** Objective **
Repeat the listing in full, preserving every character.

** Input **
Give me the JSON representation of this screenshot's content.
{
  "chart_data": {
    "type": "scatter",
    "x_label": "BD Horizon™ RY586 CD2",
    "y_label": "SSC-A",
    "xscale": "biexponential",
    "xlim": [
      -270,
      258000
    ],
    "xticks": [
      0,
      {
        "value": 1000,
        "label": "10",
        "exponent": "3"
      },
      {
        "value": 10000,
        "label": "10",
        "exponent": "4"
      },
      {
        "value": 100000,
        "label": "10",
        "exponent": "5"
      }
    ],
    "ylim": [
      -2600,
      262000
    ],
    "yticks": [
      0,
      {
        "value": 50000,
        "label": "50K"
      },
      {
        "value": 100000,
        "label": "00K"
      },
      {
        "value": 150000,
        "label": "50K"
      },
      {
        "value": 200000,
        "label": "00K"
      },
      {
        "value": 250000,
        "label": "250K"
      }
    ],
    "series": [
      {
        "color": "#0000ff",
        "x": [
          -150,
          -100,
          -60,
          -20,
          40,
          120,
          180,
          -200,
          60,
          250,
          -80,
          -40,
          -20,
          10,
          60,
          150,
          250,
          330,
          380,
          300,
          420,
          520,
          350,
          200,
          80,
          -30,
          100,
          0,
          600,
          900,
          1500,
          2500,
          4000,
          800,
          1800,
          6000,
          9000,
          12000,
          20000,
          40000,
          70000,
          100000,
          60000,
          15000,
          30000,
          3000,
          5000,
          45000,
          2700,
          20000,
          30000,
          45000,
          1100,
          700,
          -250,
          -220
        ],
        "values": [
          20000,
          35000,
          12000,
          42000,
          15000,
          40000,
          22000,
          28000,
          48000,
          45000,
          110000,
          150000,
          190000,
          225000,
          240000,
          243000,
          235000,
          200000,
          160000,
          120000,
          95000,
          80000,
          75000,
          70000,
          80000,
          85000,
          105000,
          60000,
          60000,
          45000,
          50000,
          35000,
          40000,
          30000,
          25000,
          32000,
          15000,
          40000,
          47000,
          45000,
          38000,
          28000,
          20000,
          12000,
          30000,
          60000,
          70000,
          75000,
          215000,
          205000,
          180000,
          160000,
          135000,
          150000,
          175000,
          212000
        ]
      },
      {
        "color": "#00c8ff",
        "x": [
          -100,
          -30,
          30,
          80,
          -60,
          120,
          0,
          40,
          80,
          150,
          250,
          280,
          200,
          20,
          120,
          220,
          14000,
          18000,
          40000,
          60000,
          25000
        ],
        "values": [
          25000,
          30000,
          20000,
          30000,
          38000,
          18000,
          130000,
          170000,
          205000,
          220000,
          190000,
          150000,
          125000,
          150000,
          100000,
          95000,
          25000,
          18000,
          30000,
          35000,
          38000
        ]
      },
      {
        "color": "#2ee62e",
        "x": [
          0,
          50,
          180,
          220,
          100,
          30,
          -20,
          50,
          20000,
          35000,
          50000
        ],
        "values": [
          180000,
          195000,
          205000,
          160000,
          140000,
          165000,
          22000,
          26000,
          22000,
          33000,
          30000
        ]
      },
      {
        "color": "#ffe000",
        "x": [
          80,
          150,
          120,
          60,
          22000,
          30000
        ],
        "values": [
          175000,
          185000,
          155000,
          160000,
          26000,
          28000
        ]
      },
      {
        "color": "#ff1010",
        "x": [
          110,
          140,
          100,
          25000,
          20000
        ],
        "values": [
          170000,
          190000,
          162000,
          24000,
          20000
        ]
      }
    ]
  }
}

** Solution for this problem **
Give me the JSON representation of this screenshot's content.
{
  "chart_data": {
    "type": "scatter",
    "x_label": "BD Horizon™ RY586 CD2",
    "y_label": "SSC-A",
    "xscale": "biexponential",
    "xlim": [
      -270,
      258000
    ],
    "xticks": [
      0,
      {
        "value": 1000,
        "label": "10",
        "exponent": "3"
      },
      {
        "value": 10000,
        "label": "10",
        "exponent": "4"
      },
      {
        "value": 100000,
        "label": "10",
        "exponent": "5"
      }
    ],
    "ylim": [
      -2600,
      262000
    ],
    "yticks": [
      0,
      {
        "value": 50000,
        "label": "50K"
      },
      {
        "value": 100000,
        "label": "00K"
      },
      {
        "value": 150000,
        "label": "50K"
      },
      {
        "value": 200000,
        "label": "00K"
      },
      {
        "value": 250000,
        "label": "250K"
      }
    ],
    "series": [
      {
        "color": "#0000ff",
        "x": [
          -150,
          -100,
          -60,
          -20,
          40,
          120,
          180,
          -200,
          60,
          250,
          -80,
          -40,
          -20,
          10,
          60,
          150,
          250,
          330,
          380,
          300,
          420,
          520,
          350,
          200,
          80,
          -30,
          100,
          0,
          600,
          900,
          1500,
          2500,
          4000,
          800,
          1800,
          6000,
          9000,
          12000,
          20000,
          40000,
          70000,
          100000,
          60000,
          15000,
          30000,
          3000,
          5000,
          45000,
          2700,
          20000,
          30000,
          45000,
          1100,
          700,
          -250,
          -220
        ],
        "values": [
          20000,
          35000,
          12000,
          42000,
          15000,
          40000,
          22000,
          28000,
          48000,
          45000,
          110000,
          150000,
          190000,
          225000,
          240000,
          243000,
          235000,
          200000,
          160000,
          120000,
          95000,
          80000,
          75000,
          70000,
          80000,
          85000,
          105000,
          60000,
          60000,
          45000,
          50000,
          35000,
          40000,
          30000,
          25000,
          32000,
          15000,
          40000,
          47000,
          45000,
          38000,
          28000,
          20000,
          12000,
          30000,
          60000,
          70000,
          75000,
          215000,
          205000,
          180000,
          160000,
          135000,
          150000,
          175000,
          212000
        ]
      },
      {
        "color": "#00c8ff",
        "x": [
          -100,
          -30,
          30,
          80,
          -60,
          120,
          0,
          40,
          80,
          150,
          250,
          280,
          200,
          20,
          120,
          220,
          14000,
          18000,
          40000,
          60000,
          25000
        ],
        "values": [
          25000,
          30000,
          20000,
          30000,
          38000,
          18000,
          130000,
          170000,
          205000,
          220000,
          190000,
          150000,
          125000,
          150000,
          100000,
          95000,
          25000,
          18000,
          30000,
          35000,
          38000
        ]
      },
      {
        "color": "#2ee62e",
        "x": [
          0,
          50,
          180,
          220,
          100,
          30,
          -20,
          50,
          20000,
          35000,
          50000
        ],
        "values": [
          180000,
          195000,
          205000,
          160000,
          140000,
          165000,
          22000,
          26000,
          22000,
          33000,
          30000
        ]
      },
      {
        "color": "#ffe000",
        "x": [
          80,
          150,
          120,
          60,
          22000,
          30000
        ],
        "values": [
          175000,
          185000,
          155000,
          160000,
          26000,
          28000
        ]
      },
      {
        "color": "#ff1010",
        "x": [
          110,
          140,
          100,
          25000,
          20000
        ],
        "values": [
          170000,
          190000,
          162000,
          24000,
          20000
        ]
      }
    ]
  }
}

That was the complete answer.